*Task prompt*. Leaving the pictures aside, transcribe every line below exactly.

*Records supplied*.
★ ★ ★ ★

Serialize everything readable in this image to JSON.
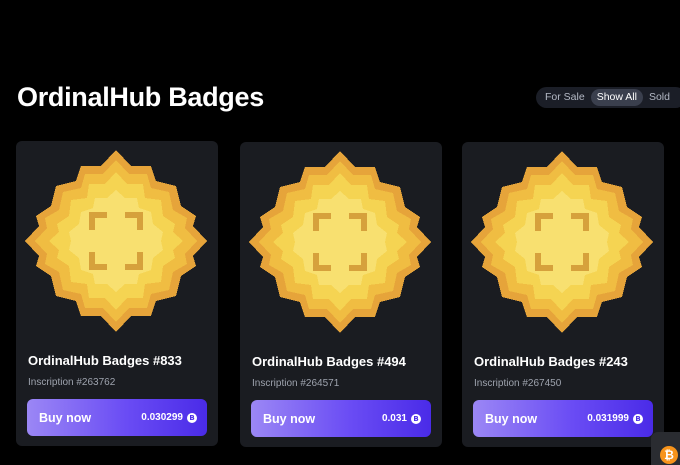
{
  "page": {
    "title": "OrdinalHub Badges"
  },
  "filters": [
    {
      "label": "For Sale",
      "active": false
    },
    {
      "label": "Show All",
      "active": true
    },
    {
      "label": "Sold",
      "active": false
    }
  ],
  "cards": [
    {
      "name": "OrdinalHub Badges #833",
      "inscription": "Inscription #263762",
      "buy_label": "Buy now",
      "price": "0.030299",
      "price_icon": "bitcoin-icon"
    },
    {
      "name": "OrdinalHub Badges #494",
      "inscription": "Inscription #264571",
      "buy_label": "Buy now",
      "price": "0.031",
      "price_icon": "bitcoin-icon"
    },
    {
      "name": "OrdinalHub Badges #243",
      "inscription": "Inscription #267450",
      "buy_label": "Buy now",
      "price": "0.031999",
      "price_icon": "bitcoin-icon"
    }
  ],
  "colors": {
    "background": "#000000",
    "card": "#1a1c21",
    "badge_outer": "#e8a93b",
    "badge_mid": "#f2c345",
    "badge_inner": "#f7dc5e",
    "badge_mark": "#d9a23c",
    "button_start": "#9b87f5",
    "button_end": "#4a2be8",
    "bitcoin": "#f7931a"
  },
  "corner_widget": {
    "icon": "bitcoin-icon",
    "glyph": "₿"
  },
  "btc_glyph": "B"
}
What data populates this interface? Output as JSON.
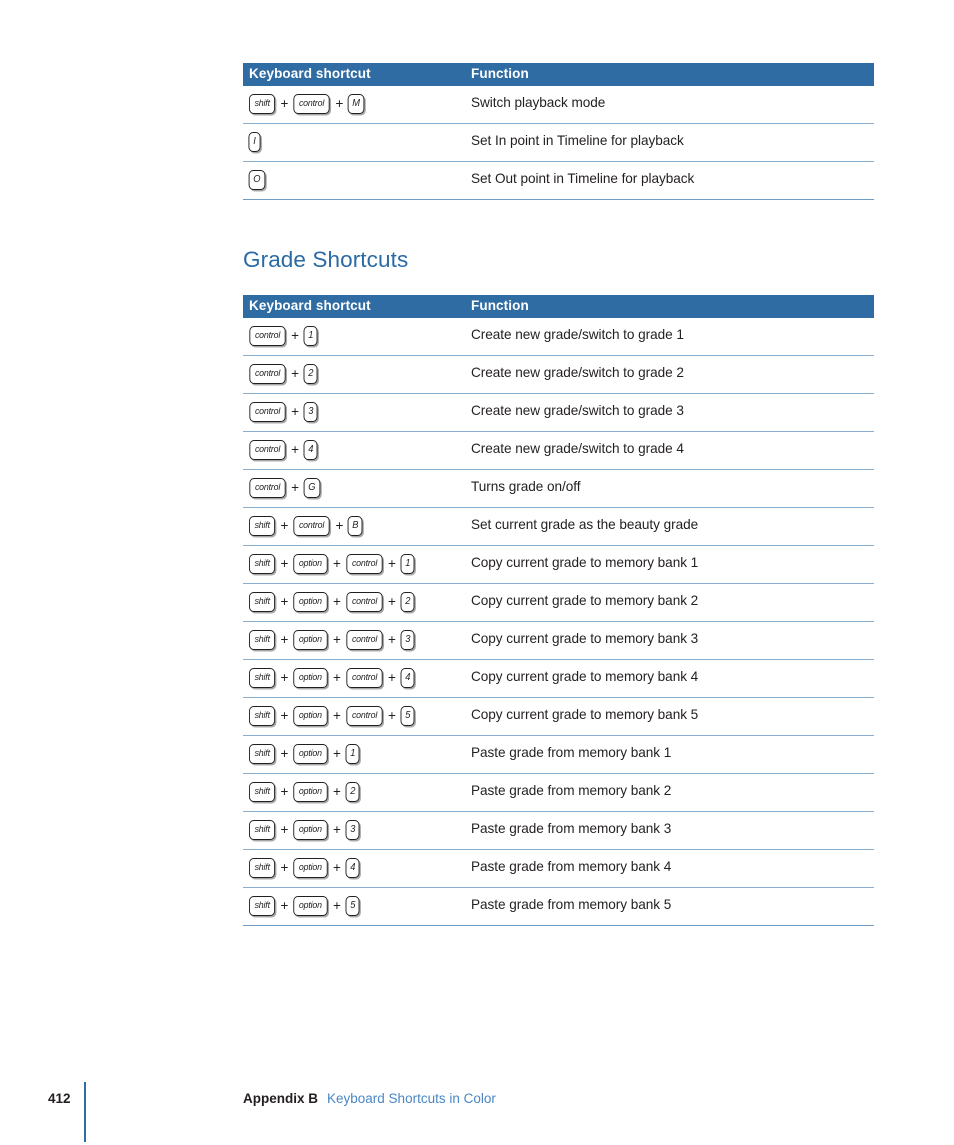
{
  "page": {
    "number": "412",
    "footer_appendix": "Appendix B",
    "footer_chapter": "Keyboard Shortcuts in Color",
    "accent_blue": "#2f6ca3",
    "heading_blue": "#2a6aa5",
    "rule_blue": "#89aed0",
    "link_blue": "#4a87c4"
  },
  "heading": {
    "grade_shortcuts": "Grade Shortcuts"
  },
  "columns": {
    "shortcut": "Keyboard shortcut",
    "function": "Function"
  },
  "plus": "+",
  "playback_table": {
    "rows": [
      {
        "keys": [
          "shift",
          "control",
          "M"
        ],
        "function": "Switch playback mode"
      },
      {
        "keys": [
          "I"
        ],
        "function": "Set In point in Timeline for playback"
      },
      {
        "keys": [
          "O"
        ],
        "function": "Set Out point in Timeline for playback"
      }
    ]
  },
  "grade_table": {
    "rows": [
      {
        "keys": [
          "control",
          "1"
        ],
        "function": "Create new grade/switch to grade 1"
      },
      {
        "keys": [
          "control",
          "2"
        ],
        "function": "Create new grade/switch to grade 2"
      },
      {
        "keys": [
          "control",
          "3"
        ],
        "function": "Create new grade/switch to grade 3"
      },
      {
        "keys": [
          "control",
          "4"
        ],
        "function": "Create new grade/switch to grade 4"
      },
      {
        "keys": [
          "control",
          "G"
        ],
        "function": "Turns grade on/off"
      },
      {
        "keys": [
          "shift",
          "control",
          "B"
        ],
        "function": "Set current grade as the beauty grade"
      },
      {
        "keys": [
          "shift",
          "option",
          "control",
          "1"
        ],
        "function": "Copy current grade to memory bank 1"
      },
      {
        "keys": [
          "shift",
          "option",
          "control",
          "2"
        ],
        "function": "Copy current grade to memory bank 2"
      },
      {
        "keys": [
          "shift",
          "option",
          "control",
          "3"
        ],
        "function": "Copy current grade to memory bank 3"
      },
      {
        "keys": [
          "shift",
          "option",
          "control",
          "4"
        ],
        "function": "Copy current grade to memory bank 4"
      },
      {
        "keys": [
          "shift",
          "option",
          "control",
          "5"
        ],
        "function": "Copy current grade to memory bank 5"
      },
      {
        "keys": [
          "shift",
          "option",
          "1"
        ],
        "function": "Paste grade from memory bank 1"
      },
      {
        "keys": [
          "shift",
          "option",
          "2"
        ],
        "function": "Paste grade from memory bank 2"
      },
      {
        "keys": [
          "shift",
          "option",
          "3"
        ],
        "function": "Paste grade from memory bank 3"
      },
      {
        "keys": [
          "shift",
          "option",
          "4"
        ],
        "function": "Paste grade from memory bank 4"
      },
      {
        "keys": [
          "shift",
          "option",
          "5"
        ],
        "function": "Paste grade from memory bank 5"
      }
    ]
  }
}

★ ★ ★ ★

*Right answer*.
Serialize everything readable in this image to JSON.
{
  "page": {
    "title": "OrdinalHub Badges"
  },
  "filters": [
    {
      "label": "For Sale",
      "active": false
    },
    {
      "label": "Show All",
      "active": true
    },
    {
      "label": "Sold",
      "active": false
    }
  ],
  "cards": [
    {
      "name": "OrdinalHub Badges #833",
      "inscription": "Inscription #263762",
      "buy_label": "Buy now",
      "price": "0.030299",
      "price_icon": "bitcoin-icon"
    },
    {
      "name": "OrdinalHub Badges #494",
      "inscription": "Inscription #264571",
      "buy_label": "Buy now",
      "price": "0.031",
      "price_icon": "bitcoin-icon"
    },
    {
      "name": "OrdinalHub Badges #243",
      "inscription": "Inscription #267450",
      "buy_label": "Buy now",
      "price": "0.031999",
      "price_icon": "bitcoin-icon"
    }
  ],
  "colors": {
    "background": "#000000",
    "card": "#1a1c21",
    "badge_outer": "#e8a93b",
    "badge_mid": "#f2c345",
    "badge_inner": "#f7dc5e",
    "badge_mark": "#d9a23c",
    "button_start": "#9b87f5",
    "button_end": "#4a2be8",
    "bitcoin": "#f7931a"
  },
  "corner_widget": {
    "icon": "bitcoin-icon",
    "glyph": "₿"
  },
  "btc_glyph": "B"
}
What data populates this interface? Output as JSON.
{
  "page": {
    "number": "412",
    "footer_appendix": "Appendix B",
    "footer_chapter": "Keyboard Shortcuts in Color",
    "accent_blue": "#2f6ca3",
    "heading_blue": "#2a6aa5",
    "rule_blue": "#89aed0",
    "link_blue": "#4a87c4"
  },
  "heading": {
    "grade_shortcuts": "Grade Shortcuts"
  },
  "columns": {
    "shortcut": "Keyboard shortcut",
    "function": "Function"
  },
  "plus": "+",
  "playback_table": {
    "rows": [
      {
        "keys": [
          "shift",
          "control",
          "M"
        ],
        "function": "Switch playback mode"
      },
      {
        "keys": [
          "I"
        ],
        "function": "Set In point in Timeline for playback"
      },
      {
        "keys": [
          "O"
        ],
        "function": "Set Out point in Timeline for playback"
      }
    ]
  },
  "grade_table": {
    "rows": [
      {
        "keys": [
          "control",
          "1"
        ],
        "function": "Create new grade/switch to grade 1"
      },
      {
        "keys": [
          "control",
          "2"
        ],
        "function": "Create new grade/switch to grade 2"
      },
      {
        "keys": [
          "control",
          "3"
        ],
        "function": "Create new grade/switch to grade 3"
      },
      {
        "keys": [
          "control",
          "4"
        ],
        "function": "Create new grade/switch to grade 4"
      },
      {
        "keys": [
          "control",
          "G"
        ],
        "function": "Turns grade on/off"
      },
      {
        "keys": [
          "shift",
          "control",
          "B"
        ],
        "function": "Set current grade as the beauty grade"
      },
      {
        "keys": [
          "shift",
          "option",
          "control",
          "1"
        ],
        "function": "Copy current grade to memory bank 1"
      },
      {
        "keys": [
          "shift",
          "option",
          "control",
          "2"
        ],
        "function": "Copy current grade to memory bank 2"
      },
      {
        "keys": [
          "shift",
          "option",
          "control",
          "3"
        ],
        "function": "Copy current grade to memory bank 3"
      },
      {
        "keys": [
          "shift",
          "option",
          "control",
          "4"
        ],
        "function": "Copy current grade to memory bank 4"
      },
      {
        "keys": [
          "shift",
          "option",
          "control",
          "5"
        ],
        "function": "Copy current grade to memory bank 5"
      },
      {
        "keys": [
          "shift",
          "option",
          "1"
        ],
        "function": "Paste grade from memory bank 1"
      },
      {
        "keys": [
          "shift",
          "option",
          "2"
        ],
        "function": "Paste grade from memory bank 2"
      },
      {
        "keys": [
          "shift",
          "option",
          "3"
        ],
        "function": "Paste grade from memory bank 3"
      },
      {
        "keys": [
          "shift",
          "option",
          "4"
        ],
        "function": "Paste grade from memory bank 4"
      },
      {
        "keys": [
          "shift",
          "option",
          "5"
        ],
        "function": "Paste grade from memory bank 5"
      }
    ]
  }
}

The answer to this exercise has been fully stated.